══ RECORDS ══

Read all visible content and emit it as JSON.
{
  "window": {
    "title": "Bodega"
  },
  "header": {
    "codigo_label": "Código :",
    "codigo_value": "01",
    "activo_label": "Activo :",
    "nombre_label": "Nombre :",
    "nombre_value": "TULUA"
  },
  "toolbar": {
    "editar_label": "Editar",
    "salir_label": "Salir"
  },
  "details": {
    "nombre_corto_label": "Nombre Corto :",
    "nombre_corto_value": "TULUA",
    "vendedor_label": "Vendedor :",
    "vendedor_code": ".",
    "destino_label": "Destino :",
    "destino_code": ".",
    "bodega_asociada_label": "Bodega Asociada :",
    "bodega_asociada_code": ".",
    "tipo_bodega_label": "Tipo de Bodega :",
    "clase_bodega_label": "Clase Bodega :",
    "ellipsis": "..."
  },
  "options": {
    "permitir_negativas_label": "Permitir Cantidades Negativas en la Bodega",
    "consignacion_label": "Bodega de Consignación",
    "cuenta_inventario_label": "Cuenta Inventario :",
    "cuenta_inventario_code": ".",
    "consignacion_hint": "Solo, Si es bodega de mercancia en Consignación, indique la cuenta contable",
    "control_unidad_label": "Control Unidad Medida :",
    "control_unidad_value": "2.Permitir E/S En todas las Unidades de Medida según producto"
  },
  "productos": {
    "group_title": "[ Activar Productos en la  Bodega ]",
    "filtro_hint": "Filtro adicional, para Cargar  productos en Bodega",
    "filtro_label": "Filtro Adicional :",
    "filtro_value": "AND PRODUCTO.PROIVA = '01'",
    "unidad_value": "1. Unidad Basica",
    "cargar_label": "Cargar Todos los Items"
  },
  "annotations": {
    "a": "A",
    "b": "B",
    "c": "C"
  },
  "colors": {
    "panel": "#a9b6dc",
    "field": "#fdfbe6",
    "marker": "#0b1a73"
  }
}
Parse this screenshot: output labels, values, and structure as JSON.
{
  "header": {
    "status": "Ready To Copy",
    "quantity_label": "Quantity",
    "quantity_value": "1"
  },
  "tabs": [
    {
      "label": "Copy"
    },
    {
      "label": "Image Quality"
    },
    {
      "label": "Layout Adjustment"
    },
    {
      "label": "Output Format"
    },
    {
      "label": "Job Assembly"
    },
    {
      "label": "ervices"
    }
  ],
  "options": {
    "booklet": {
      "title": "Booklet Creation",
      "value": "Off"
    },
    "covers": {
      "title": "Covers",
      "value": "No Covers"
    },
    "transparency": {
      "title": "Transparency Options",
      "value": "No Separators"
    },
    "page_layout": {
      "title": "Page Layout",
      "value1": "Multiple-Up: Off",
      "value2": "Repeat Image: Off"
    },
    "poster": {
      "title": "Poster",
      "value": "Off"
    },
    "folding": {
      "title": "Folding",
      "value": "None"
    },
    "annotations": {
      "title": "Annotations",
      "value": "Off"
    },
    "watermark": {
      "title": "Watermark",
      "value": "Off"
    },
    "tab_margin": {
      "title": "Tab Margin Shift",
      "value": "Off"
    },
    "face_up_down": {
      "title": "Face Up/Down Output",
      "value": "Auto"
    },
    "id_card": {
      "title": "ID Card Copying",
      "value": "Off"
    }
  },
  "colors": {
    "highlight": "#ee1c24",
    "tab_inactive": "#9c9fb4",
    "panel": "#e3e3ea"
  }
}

═══

**WHAT YOU ARE ASKED TO DO**. Please repeat the material above, word for word and in full.

**RESULT**.
Read all visible content and emit it as JSON.
{
  "window": {
    "title": "Bodega"
  },
  "header": {
    "codigo_label": "Código :",
    "codigo_value": "01",
    "activo_label": "Activo :",
    "nombre_label": "Nombre :",
    "nombre_value": "TULUA"
  },
  "toolbar": {
    "editar_label": "Editar",
    "salir_label": "Salir"
  },
  "details": {
    "nombre_corto_label": "Nombre Corto :",
    "nombre_corto_value": "TULUA",
    "vendedor_label": "Vendedor :",
    "vendedor_code": ".",
    "destino_label": "Destino :",
    "destino_code": ".",
    "bodega_asociada_label": "Bodega Asociada :",
    "bodega_asociada_code": ".",
    "tipo_bodega_label": "Tipo de Bodega :",
    "clase_bodega_label": "Clase Bodega :",
    "ellipsis": "..."
  },
  "options": {
    "permitir_negativas_label": "Permitir Cantidades Negativas en la Bodega",
    "consignacion_label": "Bodega de Consignación",
    "cuenta_inventario_label": "Cuenta Inventario :",
    "cuenta_inventario_code": ".",
    "consignacion_hint": "Solo, Si es bodega de mercancia en Consignación, indique la cuenta contable",
    "control_unidad_label": "Control Unidad Medida :",
    "control_unidad_value": "2.Permitir E/S En todas las Unidades de Medida según producto"
  },
  "productos": {
    "group_title": "[ Activar Productos en la  Bodega ]",
    "filtro_hint": "Filtro adicional, para Cargar  productos en Bodega",
    "filtro_label": "Filtro Adicional :",
    "filtro_value": "AND PRODUCTO.PROIVA = '01'",
    "unidad_value": "1. Unidad Basica",
    "cargar_label": "Cargar Todos los Items"
  },
  "annotations": {
    "a": "A",
    "b": "B",
    "c": "C"
  },
  "colors": {
    "panel": "#a9b6dc",
    "field": "#fdfbe6",
    "marker": "#0b1a73"
  }
}
Parse this screenshot: output labels, values, and structure as JSON.
{
  "header": {
    "status": "Ready To Copy",
    "quantity_label": "Quantity",
    "quantity_value": "1"
  },
  "tabs": [
    {
      "label": "Copy"
    },
    {
      "label": "Image Quality"
    },
    {
      "label": "Layout Adjustment"
    },
    {
      "label": "Output Format"
    },
    {
      "label": "Job Assembly"
    },
    {
      "label": "ervices"
    }
  ],
  "options": {
    "booklet": {
      "title": "Booklet Creation",
      "value": "Off"
    },
    "covers": {
      "title": "Covers",
      "value": "No Covers"
    },
    "transparency": {
      "title": "Transparency Options",
      "value": "No Separators"
    },
    "page_layout": {
      "title": "Page Layout",
      "value1": "Multiple-Up: Off",
      "value2": "Repeat Image: Off"
    },
    "poster": {
      "title": "Poster",
      "value": "Off"
    },
    "folding": {
      "title": "Folding",
      "value": "None"
    },
    "annotations": {
      "title": "Annotations",
      "value": "Off"
    },
    "watermark": {
      "title": "Watermark",
      "value": "Off"
    },
    "tab_margin": {
      "title": "Tab Margin Shift",
      "value": "Off"
    },
    "face_up_down": {
      "title": "Face Up/Down Output",
      "value": "Auto"
    },
    "id_card": {
      "title": "ID Card Copying",
      "value": "Off"
    }
  },
  "colors": {
    "highlight": "#ee1c24",
    "tab_inactive": "#9c9fb4",
    "panel": "#e3e3ea"
  }
}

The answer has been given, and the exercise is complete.